■ Work required
Find the word "Centred" below. Copy each line that has it.

■ Material for this exercise
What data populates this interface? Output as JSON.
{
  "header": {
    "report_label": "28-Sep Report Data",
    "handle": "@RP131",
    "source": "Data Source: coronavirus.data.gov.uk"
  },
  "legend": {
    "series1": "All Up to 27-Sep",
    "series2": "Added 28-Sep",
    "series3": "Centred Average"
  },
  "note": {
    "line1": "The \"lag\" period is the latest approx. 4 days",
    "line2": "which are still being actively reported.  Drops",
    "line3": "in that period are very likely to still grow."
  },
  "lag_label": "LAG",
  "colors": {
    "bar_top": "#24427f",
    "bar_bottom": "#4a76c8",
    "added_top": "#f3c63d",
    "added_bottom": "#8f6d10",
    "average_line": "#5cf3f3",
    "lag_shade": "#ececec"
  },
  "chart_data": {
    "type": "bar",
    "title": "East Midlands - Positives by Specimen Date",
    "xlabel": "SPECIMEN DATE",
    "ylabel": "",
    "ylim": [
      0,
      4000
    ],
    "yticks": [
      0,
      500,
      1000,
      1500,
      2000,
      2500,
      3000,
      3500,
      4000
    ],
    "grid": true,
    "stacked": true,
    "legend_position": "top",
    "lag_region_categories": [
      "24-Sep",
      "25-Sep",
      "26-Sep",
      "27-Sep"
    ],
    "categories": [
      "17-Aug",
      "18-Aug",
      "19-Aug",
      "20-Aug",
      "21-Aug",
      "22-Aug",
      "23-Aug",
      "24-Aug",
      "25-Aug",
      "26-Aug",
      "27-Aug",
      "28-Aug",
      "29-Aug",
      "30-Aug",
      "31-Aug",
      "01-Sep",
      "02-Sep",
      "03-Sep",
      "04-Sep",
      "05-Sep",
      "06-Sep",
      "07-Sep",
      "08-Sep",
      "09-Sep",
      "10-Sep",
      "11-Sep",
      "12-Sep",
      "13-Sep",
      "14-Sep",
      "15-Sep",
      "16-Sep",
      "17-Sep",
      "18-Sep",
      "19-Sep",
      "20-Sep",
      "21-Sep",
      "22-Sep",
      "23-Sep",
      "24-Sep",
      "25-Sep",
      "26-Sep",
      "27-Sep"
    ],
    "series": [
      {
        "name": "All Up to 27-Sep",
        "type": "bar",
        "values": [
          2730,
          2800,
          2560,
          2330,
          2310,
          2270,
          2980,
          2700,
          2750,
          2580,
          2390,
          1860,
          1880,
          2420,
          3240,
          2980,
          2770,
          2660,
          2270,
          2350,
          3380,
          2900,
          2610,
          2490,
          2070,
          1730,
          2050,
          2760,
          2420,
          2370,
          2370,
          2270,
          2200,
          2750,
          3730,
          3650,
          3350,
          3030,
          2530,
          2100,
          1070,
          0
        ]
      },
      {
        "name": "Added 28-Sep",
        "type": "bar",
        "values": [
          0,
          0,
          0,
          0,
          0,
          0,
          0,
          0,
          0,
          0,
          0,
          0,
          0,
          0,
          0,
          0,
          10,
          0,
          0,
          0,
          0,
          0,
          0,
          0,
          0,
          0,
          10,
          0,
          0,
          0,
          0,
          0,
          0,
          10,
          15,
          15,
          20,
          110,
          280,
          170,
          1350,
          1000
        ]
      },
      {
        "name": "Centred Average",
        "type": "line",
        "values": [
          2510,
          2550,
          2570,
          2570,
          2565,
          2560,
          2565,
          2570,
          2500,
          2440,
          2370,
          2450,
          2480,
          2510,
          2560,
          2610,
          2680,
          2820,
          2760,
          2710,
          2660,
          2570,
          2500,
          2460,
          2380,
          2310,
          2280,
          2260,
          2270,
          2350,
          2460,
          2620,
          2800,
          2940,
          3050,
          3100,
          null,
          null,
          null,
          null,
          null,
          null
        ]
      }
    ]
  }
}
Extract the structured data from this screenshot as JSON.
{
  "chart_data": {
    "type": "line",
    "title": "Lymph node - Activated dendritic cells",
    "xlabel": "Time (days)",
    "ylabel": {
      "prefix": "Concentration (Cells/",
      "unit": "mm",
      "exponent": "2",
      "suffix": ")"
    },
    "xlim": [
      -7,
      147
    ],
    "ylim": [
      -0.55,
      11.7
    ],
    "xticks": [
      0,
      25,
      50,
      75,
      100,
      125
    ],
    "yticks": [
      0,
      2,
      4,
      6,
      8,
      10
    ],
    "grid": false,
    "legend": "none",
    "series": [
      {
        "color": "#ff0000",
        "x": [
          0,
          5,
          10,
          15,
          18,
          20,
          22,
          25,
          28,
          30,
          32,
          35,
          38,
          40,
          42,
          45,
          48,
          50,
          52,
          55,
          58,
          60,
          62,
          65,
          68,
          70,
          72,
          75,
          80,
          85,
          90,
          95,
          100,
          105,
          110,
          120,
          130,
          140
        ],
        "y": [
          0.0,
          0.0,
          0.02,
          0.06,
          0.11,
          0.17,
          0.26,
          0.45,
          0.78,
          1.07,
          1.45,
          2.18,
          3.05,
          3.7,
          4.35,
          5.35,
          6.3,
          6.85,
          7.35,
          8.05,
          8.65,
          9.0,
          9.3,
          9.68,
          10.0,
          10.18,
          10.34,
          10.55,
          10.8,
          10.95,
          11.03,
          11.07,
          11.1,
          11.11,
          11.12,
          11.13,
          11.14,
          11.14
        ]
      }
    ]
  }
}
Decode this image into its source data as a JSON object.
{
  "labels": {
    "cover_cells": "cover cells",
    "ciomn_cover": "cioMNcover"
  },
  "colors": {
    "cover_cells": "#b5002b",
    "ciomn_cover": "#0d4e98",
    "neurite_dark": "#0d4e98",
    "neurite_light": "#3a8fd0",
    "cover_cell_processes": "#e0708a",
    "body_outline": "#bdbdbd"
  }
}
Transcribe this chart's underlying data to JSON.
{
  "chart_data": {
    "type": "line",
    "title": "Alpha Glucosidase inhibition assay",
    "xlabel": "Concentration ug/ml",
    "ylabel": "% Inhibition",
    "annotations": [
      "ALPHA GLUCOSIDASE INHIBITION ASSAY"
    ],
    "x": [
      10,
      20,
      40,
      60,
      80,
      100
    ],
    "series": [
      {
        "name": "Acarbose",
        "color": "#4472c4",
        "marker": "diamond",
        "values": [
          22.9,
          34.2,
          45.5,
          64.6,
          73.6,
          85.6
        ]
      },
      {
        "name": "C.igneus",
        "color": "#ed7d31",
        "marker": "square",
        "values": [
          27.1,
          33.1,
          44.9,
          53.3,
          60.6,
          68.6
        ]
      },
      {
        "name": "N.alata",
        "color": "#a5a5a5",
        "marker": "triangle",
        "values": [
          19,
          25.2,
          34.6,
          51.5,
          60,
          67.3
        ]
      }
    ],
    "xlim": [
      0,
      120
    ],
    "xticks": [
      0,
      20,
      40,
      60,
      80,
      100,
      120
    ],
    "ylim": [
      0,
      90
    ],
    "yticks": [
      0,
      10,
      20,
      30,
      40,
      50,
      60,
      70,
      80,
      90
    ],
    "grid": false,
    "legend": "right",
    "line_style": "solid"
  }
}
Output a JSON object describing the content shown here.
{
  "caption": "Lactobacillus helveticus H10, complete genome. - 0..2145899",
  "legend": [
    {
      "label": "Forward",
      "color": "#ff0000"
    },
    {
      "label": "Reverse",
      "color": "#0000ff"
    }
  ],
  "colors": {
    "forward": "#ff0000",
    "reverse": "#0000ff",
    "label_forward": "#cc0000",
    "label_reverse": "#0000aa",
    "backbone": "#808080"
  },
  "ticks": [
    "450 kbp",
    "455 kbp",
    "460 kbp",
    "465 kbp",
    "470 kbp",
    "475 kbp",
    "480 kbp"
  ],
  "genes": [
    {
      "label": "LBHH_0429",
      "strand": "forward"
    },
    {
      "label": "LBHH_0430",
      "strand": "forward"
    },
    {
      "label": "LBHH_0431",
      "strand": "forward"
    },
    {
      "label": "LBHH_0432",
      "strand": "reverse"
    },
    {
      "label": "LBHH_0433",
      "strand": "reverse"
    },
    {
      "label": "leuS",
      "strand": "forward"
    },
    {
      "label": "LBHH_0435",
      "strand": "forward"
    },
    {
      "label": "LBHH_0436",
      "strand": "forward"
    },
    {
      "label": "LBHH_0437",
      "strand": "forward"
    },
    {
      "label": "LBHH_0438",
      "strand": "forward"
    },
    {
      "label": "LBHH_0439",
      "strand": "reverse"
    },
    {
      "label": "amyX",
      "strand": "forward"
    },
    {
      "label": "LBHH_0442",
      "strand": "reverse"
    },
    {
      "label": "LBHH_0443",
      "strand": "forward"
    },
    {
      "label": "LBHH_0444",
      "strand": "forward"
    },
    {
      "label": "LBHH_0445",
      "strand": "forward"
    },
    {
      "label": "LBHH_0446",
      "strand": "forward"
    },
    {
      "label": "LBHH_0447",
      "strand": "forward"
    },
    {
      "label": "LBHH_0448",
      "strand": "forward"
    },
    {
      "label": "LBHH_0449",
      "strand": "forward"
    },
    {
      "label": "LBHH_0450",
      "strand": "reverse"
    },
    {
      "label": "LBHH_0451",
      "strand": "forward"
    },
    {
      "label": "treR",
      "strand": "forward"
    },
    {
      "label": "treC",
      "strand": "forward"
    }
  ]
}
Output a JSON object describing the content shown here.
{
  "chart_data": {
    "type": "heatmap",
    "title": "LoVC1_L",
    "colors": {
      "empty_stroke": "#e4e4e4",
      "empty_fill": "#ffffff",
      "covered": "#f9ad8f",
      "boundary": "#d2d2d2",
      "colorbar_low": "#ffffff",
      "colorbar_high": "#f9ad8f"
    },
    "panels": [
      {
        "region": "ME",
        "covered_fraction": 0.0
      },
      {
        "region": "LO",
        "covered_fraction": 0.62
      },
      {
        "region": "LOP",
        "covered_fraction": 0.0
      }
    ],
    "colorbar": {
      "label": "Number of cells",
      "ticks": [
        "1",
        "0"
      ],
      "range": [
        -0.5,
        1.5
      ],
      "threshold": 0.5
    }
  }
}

■ The answer
    "series3": "Centred Average"
        "name": "Centred Average",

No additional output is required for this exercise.